* _Request_
Only a number is wanted here: the number of lines of the data that include "xlabel".

* _Exercise input_

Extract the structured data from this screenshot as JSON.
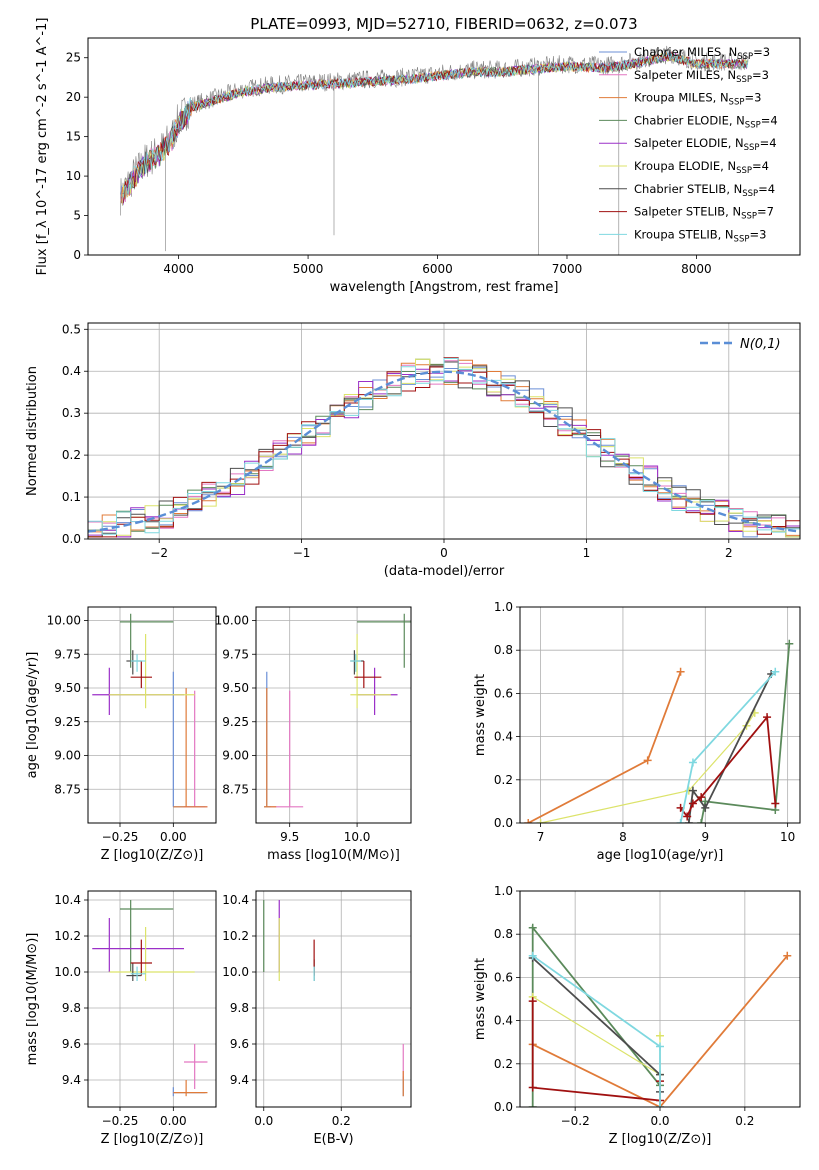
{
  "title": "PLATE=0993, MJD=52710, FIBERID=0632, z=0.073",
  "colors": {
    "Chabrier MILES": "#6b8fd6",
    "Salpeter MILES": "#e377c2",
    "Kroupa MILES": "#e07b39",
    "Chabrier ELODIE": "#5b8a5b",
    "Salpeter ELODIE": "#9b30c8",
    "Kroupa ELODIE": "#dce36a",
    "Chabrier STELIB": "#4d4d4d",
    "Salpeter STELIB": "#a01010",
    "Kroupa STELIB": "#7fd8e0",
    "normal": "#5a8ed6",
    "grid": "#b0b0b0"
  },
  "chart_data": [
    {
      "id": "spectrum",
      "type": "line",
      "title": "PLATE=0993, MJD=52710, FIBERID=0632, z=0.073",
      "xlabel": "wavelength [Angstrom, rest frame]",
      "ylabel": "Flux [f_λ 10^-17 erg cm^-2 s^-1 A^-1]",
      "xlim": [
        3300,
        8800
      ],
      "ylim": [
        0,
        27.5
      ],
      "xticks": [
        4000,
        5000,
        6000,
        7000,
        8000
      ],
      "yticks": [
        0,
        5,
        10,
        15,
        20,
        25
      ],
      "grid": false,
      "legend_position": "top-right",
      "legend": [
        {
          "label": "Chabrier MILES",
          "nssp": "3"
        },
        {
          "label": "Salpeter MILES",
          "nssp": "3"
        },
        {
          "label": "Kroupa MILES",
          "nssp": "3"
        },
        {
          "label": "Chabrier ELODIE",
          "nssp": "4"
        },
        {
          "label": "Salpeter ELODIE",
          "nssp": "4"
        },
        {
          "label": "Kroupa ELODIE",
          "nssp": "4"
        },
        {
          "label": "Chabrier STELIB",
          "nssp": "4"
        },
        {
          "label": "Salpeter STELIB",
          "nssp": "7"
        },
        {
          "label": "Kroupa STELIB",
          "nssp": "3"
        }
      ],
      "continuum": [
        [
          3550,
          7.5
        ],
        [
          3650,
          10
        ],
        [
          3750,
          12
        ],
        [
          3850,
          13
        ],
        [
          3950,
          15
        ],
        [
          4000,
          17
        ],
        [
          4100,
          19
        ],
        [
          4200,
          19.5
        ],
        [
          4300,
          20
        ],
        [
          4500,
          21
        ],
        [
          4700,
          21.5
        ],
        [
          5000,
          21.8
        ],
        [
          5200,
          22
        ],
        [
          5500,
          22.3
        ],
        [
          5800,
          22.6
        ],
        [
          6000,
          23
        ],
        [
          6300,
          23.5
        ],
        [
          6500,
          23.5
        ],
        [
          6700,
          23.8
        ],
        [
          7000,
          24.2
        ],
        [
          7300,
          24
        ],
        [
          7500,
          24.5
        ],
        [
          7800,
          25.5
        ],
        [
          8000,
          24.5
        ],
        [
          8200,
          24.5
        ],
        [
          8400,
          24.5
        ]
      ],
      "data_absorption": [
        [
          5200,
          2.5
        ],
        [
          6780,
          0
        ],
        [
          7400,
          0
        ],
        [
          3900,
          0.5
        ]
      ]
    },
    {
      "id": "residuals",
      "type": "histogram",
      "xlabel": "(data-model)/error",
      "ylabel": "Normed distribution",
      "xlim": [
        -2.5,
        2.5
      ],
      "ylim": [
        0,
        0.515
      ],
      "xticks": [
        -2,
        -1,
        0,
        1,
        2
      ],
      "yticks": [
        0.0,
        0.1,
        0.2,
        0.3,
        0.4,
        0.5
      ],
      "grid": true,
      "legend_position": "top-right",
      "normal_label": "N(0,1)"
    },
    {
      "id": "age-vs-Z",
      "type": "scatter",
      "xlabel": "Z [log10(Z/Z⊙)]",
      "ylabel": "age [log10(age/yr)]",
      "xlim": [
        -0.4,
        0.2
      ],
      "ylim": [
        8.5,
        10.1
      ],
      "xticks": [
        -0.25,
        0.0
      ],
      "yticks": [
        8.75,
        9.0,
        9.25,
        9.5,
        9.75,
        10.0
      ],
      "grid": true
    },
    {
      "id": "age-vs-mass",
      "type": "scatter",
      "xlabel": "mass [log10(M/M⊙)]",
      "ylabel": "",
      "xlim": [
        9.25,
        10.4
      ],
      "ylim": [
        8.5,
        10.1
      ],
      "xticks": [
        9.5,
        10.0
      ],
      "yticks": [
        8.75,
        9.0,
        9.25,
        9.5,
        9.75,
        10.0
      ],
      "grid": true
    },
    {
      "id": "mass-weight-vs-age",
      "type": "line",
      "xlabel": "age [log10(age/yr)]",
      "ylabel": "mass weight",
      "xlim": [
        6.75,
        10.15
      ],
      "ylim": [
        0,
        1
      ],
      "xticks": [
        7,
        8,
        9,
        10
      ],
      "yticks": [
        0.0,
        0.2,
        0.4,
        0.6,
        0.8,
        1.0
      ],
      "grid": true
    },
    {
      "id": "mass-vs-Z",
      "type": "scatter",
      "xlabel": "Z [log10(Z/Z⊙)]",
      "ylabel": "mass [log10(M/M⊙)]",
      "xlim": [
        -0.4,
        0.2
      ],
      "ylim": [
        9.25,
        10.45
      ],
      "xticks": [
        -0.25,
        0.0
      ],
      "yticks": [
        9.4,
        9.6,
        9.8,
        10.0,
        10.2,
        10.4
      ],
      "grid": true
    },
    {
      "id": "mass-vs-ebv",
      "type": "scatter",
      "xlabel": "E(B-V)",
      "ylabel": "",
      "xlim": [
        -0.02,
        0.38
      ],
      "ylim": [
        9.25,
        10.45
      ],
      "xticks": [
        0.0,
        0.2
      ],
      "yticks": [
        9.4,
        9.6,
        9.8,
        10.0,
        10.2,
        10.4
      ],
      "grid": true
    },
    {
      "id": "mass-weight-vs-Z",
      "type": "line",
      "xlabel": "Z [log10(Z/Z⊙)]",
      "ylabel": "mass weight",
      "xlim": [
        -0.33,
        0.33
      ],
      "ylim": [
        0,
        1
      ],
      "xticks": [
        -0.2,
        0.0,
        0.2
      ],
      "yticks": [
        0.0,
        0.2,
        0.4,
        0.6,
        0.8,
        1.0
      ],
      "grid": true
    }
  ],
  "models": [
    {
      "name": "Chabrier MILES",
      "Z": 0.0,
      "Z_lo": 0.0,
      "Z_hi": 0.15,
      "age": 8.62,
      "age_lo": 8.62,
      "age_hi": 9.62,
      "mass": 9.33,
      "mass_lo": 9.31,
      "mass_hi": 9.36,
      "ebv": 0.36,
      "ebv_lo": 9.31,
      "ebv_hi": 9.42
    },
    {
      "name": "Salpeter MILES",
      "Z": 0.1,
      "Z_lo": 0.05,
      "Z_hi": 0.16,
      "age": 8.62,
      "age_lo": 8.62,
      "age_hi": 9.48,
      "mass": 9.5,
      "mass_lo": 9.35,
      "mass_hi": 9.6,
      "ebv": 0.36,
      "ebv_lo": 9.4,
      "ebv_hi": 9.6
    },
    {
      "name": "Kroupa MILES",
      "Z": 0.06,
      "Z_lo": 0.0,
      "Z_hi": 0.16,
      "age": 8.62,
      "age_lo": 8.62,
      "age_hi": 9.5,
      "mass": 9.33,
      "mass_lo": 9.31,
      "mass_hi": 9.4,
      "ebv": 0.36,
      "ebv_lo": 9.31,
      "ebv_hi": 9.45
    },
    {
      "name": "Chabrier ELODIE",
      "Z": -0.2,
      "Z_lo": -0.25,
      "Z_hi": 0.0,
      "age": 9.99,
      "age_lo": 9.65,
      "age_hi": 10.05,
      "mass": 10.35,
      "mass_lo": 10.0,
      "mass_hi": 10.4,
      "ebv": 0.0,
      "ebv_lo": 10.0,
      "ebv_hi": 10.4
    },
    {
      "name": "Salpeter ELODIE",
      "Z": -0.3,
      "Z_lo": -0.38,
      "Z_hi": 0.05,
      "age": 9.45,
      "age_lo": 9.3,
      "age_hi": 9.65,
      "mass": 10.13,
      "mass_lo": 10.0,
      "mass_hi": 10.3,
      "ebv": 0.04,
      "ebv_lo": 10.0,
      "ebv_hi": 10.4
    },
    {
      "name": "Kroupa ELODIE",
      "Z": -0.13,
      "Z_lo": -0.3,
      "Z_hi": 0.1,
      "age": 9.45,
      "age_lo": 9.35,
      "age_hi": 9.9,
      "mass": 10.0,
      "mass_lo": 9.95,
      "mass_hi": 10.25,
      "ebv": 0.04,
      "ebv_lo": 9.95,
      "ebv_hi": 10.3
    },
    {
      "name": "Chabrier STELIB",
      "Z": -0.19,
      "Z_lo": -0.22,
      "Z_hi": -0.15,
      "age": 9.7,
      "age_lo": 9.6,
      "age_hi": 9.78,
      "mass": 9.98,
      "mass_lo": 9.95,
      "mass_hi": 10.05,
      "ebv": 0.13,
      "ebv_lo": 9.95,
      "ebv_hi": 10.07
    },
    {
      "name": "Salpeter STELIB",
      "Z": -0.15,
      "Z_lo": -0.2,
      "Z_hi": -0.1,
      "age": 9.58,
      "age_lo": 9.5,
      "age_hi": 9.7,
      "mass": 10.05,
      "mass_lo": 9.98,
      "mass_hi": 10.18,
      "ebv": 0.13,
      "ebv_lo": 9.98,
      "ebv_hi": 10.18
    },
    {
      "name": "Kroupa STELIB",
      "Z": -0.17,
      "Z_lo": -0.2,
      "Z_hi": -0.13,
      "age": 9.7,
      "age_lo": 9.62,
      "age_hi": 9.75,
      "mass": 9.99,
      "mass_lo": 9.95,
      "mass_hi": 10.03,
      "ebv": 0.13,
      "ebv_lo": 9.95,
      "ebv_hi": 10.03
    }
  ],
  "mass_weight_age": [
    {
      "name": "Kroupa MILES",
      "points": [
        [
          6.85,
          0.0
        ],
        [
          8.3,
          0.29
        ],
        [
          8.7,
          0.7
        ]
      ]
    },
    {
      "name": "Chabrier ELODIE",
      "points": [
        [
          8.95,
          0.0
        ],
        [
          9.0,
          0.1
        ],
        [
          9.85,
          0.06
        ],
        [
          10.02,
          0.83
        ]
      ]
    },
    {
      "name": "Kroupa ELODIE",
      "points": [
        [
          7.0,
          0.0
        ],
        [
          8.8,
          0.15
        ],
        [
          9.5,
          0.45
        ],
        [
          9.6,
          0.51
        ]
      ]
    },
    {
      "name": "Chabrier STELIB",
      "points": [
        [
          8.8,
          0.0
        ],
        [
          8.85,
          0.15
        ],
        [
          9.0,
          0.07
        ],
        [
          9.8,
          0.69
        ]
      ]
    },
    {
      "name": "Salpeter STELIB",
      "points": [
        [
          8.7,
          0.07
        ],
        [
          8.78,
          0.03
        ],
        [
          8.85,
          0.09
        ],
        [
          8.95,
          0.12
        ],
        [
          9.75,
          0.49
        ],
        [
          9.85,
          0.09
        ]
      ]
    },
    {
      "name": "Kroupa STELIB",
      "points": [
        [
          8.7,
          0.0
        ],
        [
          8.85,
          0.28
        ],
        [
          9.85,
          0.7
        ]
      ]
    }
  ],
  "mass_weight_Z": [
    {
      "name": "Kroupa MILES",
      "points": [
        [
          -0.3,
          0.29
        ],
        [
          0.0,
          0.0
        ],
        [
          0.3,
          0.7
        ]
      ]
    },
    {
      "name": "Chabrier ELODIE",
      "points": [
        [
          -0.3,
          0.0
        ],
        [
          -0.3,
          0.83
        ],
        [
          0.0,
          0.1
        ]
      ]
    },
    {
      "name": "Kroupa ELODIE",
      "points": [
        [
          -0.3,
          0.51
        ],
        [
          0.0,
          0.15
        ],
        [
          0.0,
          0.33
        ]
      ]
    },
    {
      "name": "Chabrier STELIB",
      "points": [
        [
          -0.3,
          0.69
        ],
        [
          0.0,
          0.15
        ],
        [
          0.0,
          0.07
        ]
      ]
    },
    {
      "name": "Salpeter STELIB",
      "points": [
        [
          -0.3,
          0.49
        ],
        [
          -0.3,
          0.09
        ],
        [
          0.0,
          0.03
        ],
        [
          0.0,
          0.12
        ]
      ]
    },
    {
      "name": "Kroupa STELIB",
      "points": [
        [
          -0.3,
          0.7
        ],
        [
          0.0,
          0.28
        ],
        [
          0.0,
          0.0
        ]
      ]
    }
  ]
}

* _Solution for this task_
8